■ AIM OF THE EXERCISE
Copy every line, leaving nothing out and adding nothing.

Collected data
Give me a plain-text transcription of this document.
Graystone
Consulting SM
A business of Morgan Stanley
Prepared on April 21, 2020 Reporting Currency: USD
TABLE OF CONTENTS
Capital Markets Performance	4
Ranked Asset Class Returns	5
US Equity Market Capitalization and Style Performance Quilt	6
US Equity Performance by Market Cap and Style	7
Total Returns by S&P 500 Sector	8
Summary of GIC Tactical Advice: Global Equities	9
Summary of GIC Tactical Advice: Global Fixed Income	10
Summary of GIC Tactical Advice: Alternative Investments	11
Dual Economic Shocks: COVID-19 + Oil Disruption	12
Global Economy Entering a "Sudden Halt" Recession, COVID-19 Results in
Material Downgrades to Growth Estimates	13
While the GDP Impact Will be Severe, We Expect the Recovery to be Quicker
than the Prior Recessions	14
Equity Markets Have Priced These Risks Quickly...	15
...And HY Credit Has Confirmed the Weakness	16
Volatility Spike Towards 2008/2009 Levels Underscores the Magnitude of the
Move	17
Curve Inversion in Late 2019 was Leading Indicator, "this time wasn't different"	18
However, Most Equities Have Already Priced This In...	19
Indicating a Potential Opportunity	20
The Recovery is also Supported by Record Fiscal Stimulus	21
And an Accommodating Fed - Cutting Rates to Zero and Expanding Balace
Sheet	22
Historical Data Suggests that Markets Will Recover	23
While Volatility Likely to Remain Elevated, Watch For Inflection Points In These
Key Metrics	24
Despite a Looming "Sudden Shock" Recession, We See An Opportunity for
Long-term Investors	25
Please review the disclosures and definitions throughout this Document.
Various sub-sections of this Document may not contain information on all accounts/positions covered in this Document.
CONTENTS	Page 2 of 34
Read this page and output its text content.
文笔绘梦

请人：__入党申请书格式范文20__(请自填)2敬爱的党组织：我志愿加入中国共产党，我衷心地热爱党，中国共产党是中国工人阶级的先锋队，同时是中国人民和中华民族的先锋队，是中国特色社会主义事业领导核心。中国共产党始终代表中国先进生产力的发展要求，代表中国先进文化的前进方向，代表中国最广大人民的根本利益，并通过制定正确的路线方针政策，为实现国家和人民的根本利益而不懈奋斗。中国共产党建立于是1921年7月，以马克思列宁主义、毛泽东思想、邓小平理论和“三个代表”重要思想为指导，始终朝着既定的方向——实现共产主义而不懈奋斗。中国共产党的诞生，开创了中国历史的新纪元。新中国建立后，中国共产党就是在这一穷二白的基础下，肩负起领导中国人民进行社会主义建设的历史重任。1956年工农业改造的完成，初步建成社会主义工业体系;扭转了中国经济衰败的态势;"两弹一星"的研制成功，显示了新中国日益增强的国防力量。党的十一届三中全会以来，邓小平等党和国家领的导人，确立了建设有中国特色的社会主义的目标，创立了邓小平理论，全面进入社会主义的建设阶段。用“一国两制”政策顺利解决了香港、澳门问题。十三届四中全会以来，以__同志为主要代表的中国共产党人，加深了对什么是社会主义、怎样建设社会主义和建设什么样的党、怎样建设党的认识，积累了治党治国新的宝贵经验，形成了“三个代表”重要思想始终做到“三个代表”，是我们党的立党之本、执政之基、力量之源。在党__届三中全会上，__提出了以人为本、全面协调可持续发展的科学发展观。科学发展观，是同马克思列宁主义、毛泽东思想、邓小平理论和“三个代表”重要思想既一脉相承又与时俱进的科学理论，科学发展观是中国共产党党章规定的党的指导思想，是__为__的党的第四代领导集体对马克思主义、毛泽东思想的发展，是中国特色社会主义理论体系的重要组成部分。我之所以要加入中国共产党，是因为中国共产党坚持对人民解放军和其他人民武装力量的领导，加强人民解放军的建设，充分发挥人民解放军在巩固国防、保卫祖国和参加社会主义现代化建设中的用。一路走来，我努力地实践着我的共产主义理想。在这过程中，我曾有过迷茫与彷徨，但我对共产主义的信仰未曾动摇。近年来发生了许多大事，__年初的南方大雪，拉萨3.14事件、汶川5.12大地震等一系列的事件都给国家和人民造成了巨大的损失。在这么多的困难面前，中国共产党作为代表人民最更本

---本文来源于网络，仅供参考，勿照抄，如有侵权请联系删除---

■ EXERCISE OUTPUT
Give me a plain-text transcription of this document.
Graystone
Consulting SM
A business of Morgan Stanley
Prepared on April 21, 2020 Reporting Currency: USD
TABLE OF CONTENTS
Capital Markets Performance	4
Ranked Asset Class Returns	5
US Equity Market Capitalization and Style Performance Quilt	6
US Equity Performance by Market Cap and Style	7
Total Returns by S&P 500 Sector	8
Summary of GIC Tactical Advice: Global Equities	9
Summary of GIC Tactical Advice: Global Fixed Income	10
Summary of GIC Tactical Advice: Alternative Investments	11
Dual Economic Shocks: COVID-19 + Oil Disruption	12
Global Economy Entering a "Sudden Halt" Recession, COVID-19 Results in
Material Downgrades to Growth Estimates	13
While the GDP Impact Will be Severe, We Expect the Recovery to be Quicker
than the Prior Recessions	14
Equity Markets Have Priced These Risks Quickly...	15
...And HY Credit Has Confirmed the Weakness	16
Volatility Spike Towards 2008/2009 Levels Underscores the Magnitude of the
Move	17
Curve Inversion in Late 2019 was Leading Indicator, "this time wasn't different"	18
However, Most Equities Have Already Priced This In...	19
Indicating a Potential Opportunity	20
The Recovery is also Supported by Record Fiscal Stimulus	21
And an Accommodating Fed - Cutting Rates to Zero and Expanding Balace
Sheet	22
Historical Data Suggests that Markets Will Recover	23
While Volatility Likely to Remain Elevated, Watch For Inflection Points In These
Key Metrics	24
Despite a Looming "Sudden Shock" Recession, We See An Opportunity for
Long-term Investors	25
Please review the disclosures and definitions throughout this Document.
Various sub-sections of this Document may not contain information on all accounts/positions covered in this Document.
CONTENTS	Page 2 of 34
Read this page and output its text content.
文笔绘梦

请人：__入党申请书格式范文20__(请自填)2敬爱的党组织：我志愿加入中国共产党，我衷心地热爱党，中国共产党是中国工人阶级的先锋队，同时是中国人民和中华民族的先锋队，是中国特色社会主义事业领导核心。中国共产党始终代表中国先进生产力的发展要求，代表中国先进文化的前进方向，代表中国最广大人民的根本利益，并通过制定正确的路线方针政策，为实现国家和人民的根本利益而不懈奋斗。中国共产党建立于是1921年7月，以马克思列宁主义、毛泽东思想、邓小平理论和“三个代表”重要思想为指导，始终朝着既定的方向——实现共产主义而不懈奋斗。中国共产党的诞生，开创了中国历史的新纪元。新中国建立后，中国共产党就是在这一穷二白的基础下，肩负起领导中国人民进行社会主义建设的历史重任。1956年工农业改造的完成，初步建成社会主义工业体系;扭转了中国经济衰败的态势;"两弹一星"的研制成功，显示了新中国日益增强的国防力量。党的十一届三中全会以来，邓小平等党和国家领的导人，确立了建设有中国特色的社会主义的目标，创立了邓小平理论，全面进入社会主义的建设阶段。用“一国两制”政策顺利解决了香港、澳门问题。十三届四中全会以来，以__同志为主要代表的中国共产党人，加深了对什么是社会主义、怎样建设社会主义和建设什么样的党、怎样建设党的认识，积累了治党治国新的宝贵经验，形成了“三个代表”重要思想始终做到“三个代表”，是我们党的立党之本、执政之基、力量之源。在党__届三中全会上，__提出了以人为本、全面协调可持续发展的科学发展观。科学发展观，是同马克思列宁主义、毛泽东思想、邓小平理论和“三个代表”重要思想既一脉相承又与时俱进的科学理论，科学发展观是中国共产党党章规定的党的指导思想，是__为__的党的第四代领导集体对马克思主义、毛泽东思想的发展，是中国特色社会主义理论体系的重要组成部分。我之所以要加入中国共产党，是因为中国共产党坚持对人民解放军和其他人民武装力量的领导，加强人民解放军的建设，充分发挥人民解放军在巩固国防、保卫祖国和参加社会主义现代化建设中的用。一路走来，我努力地实践着我的共产主义理想。在这过程中，我曾有过迷茫与彷徨，但我对共产主义的信仰未曾动摇。近年来发生了许多大事，__年初的南方大雪，拉萨3.14事件、汶川5.12大地震等一系列的事件都给国家和人民造成了巨大的损失。在这么多的困难面前，中国共产党作为代表人民最更本

---本文来源于网络，仅供参考，勿照抄，如有侵权请联系删除---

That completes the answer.